Exercise brief
The data below needs to be returned exactly, line for line.

Source records:
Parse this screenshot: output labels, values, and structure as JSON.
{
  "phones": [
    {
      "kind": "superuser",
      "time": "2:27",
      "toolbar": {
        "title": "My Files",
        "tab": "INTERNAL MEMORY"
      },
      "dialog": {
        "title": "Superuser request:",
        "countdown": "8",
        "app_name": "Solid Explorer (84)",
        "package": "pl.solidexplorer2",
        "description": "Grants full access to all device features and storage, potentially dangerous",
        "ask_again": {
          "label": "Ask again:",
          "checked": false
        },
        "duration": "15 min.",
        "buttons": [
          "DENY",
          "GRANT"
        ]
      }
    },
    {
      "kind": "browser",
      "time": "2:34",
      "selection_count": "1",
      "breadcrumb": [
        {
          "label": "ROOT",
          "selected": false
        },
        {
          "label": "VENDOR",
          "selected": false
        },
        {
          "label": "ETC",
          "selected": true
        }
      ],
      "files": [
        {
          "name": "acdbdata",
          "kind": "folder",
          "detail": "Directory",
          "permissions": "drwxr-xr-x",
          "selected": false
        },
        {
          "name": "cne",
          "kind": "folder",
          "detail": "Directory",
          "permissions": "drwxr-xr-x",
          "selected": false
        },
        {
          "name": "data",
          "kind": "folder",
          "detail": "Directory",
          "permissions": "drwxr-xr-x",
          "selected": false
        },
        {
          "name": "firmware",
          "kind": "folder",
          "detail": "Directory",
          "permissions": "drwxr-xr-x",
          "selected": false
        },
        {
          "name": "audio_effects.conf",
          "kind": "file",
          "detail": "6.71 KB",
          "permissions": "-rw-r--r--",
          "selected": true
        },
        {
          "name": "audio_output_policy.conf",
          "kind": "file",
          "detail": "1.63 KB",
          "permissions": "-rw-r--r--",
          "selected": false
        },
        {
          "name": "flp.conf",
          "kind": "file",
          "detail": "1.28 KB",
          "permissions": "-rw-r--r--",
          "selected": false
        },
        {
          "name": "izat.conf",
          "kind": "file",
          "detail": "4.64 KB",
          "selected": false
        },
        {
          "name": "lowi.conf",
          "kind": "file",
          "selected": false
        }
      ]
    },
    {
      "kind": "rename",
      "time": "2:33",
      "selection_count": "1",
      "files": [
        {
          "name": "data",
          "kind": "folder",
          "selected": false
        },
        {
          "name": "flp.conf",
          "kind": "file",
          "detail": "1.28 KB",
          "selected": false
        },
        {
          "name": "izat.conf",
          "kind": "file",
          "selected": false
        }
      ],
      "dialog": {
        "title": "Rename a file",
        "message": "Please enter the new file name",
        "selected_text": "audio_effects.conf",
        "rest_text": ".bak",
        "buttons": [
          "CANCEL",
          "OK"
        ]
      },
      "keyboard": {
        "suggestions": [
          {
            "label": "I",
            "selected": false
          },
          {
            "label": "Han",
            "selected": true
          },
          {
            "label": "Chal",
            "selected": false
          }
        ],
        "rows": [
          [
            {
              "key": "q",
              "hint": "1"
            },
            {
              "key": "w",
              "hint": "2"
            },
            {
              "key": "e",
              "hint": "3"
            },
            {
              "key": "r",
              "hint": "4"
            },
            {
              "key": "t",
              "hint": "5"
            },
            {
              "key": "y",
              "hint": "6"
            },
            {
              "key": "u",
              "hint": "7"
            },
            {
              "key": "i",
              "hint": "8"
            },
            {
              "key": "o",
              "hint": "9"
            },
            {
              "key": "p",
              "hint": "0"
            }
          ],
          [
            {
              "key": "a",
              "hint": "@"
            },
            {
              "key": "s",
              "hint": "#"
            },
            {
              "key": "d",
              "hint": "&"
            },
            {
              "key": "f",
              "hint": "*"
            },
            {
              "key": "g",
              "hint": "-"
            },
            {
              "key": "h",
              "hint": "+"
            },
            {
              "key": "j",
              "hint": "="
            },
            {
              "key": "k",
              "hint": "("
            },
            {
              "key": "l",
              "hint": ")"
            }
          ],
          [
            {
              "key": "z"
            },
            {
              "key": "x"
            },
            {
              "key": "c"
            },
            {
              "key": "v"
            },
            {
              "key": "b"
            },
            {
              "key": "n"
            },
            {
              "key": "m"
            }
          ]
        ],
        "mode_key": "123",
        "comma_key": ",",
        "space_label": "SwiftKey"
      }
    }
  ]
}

Complete answer
Parse this screenshot: output labels, values, and structure as JSON.
{
  "phones": [
    {
      "kind": "superuser",
      "time": "2:27",
      "toolbar": {
        "title": "My Files",
        "tab": "INTERNAL MEMORY"
      },
      "dialog": {
        "title": "Superuser request:",
        "countdown": "8",
        "app_name": "Solid Explorer (84)",
        "package": "pl.solidexplorer2",
        "description": "Grants full access to all device features and storage, potentially dangerous",
        "ask_again": {
          "label": "Ask again:",
          "checked": false
        },
        "duration": "15 min.",
        "buttons": [
          "DENY",
          "GRANT"
        ]
      }
    },
    {
      "kind": "browser",
      "time": "2:34",
      "selection_count": "1",
      "breadcrumb": [
        {
          "label": "ROOT",
          "selected": false
        },
        {
          "label": "VENDOR",
          "selected": false
        },
        {
          "label": "ETC",
          "selected": true
        }
      ],
      "files": [
        {
          "name": "acdbdata",
          "kind": "folder",
          "detail": "Directory",
          "permissions": "drwxr-xr-x",
          "selected": false
        },
        {
          "name": "cne",
          "kind": "folder",
          "detail": "Directory",
          "permissions": "drwxr-xr-x",
          "selected": false
        },
        {
          "name": "data",
          "kind": "folder",
          "detail": "Directory",
          "permissions": "drwxr-xr-x",
          "selected": false
        },
        {
          "name": "firmware",
          "kind": "folder",
          "detail": "Directory",
          "permissions": "drwxr-xr-x",
          "selected": false
        },
        {
          "name": "audio_effects.conf",
          "kind": "file",
          "detail": "6.71 KB",
          "permissions": "-rw-r--r--",
          "selected": true
        },
        {
          "name": "audio_output_policy.conf",
          "kind": "file",
          "detail": "1.63 KB",
          "permissions": "-rw-r--r--",
          "selected": false
        },
        {
          "name": "flp.conf",
          "kind": "file",
          "detail": "1.28 KB",
          "permissions": "-rw-r--r--",
          "selected": false
        },
        {
          "name": "izat.conf",
          "kind": "file",
          "detail": "4.64 KB",
          "selected": false
        },
        {
          "name": "lowi.conf",
          "kind": "file",
          "selected": false
        }
      ]
    },
    {
      "kind": "rename",
      "time": "2:33",
      "selection_count": "1",
      "files": [
        {
          "name": "data",
          "kind": "folder",
          "selected": false
        },
        {
          "name": "flp.conf",
          "kind": "file",
          "detail": "1.28 KB",
          "selected": false
        },
        {
          "name": "izat.conf",
          "kind": "file",
          "selected": false
        }
      ],
      "dialog": {
        "title": "Rename a file",
        "message": "Please enter the new file name",
        "selected_text": "audio_effects.conf",
        "rest_text": ".bak",
        "buttons": [
          "CANCEL",
          "OK"
        ]
      },
      "keyboard": {
        "suggestions": [
          {
            "label": "I",
            "selected": false
          },
          {
            "label": "Han",
            "selected": true
          },
          {
            "label": "Chal",
            "selected": false
          }
        ],
        "rows": [
          [
            {
              "key": "q",
              "hint": "1"
            },
            {
              "key": "w",
              "hint": "2"
            },
            {
              "key": "e",
              "hint": "3"
            },
            {
              "key": "r",
              "hint": "4"
            },
            {
              "key": "t",
              "hint": "5"
            },
            {
              "key": "y",
              "hint": "6"
            },
            {
              "key": "u",
              "hint": "7"
            },
            {
              "key": "i",
              "hint": "8"
            },
            {
              "key": "o",
              "hint": "9"
            },
            {
              "key": "p",
              "hint": "0"
            }
          ],
          [
            {
              "key": "a",
              "hint": "@"
            },
            {
              "key": "s",
              "hint": "#"
            },
            {
              "key": "d",
              "hint": "&"
            },
            {
              "key": "f",
              "hint": "*"
            },
            {
              "key": "g",
              "hint": "-"
            },
            {
              "key": "h",
              "hint": "+"
            },
            {
              "key": "j",
              "hint": "="
            },
            {
              "key": "k",
              "hint": "("
            },
            {
              "key": "l",
              "hint": ")"
            }
          ],
          [
            {
              "key": "z"
            },
            {
              "key": "x"
            },
            {
              "key": "c"
            },
            {
              "key": "v"
            },
            {
              "key": "b"
            },
            {
              "key": "n"
            },
            {
              "key": "m"
            }
          ]
        ],
        "mode_key": "123",
        "comma_key": ",",
        "space_label": "SwiftKey"
      }
    }
  ]
}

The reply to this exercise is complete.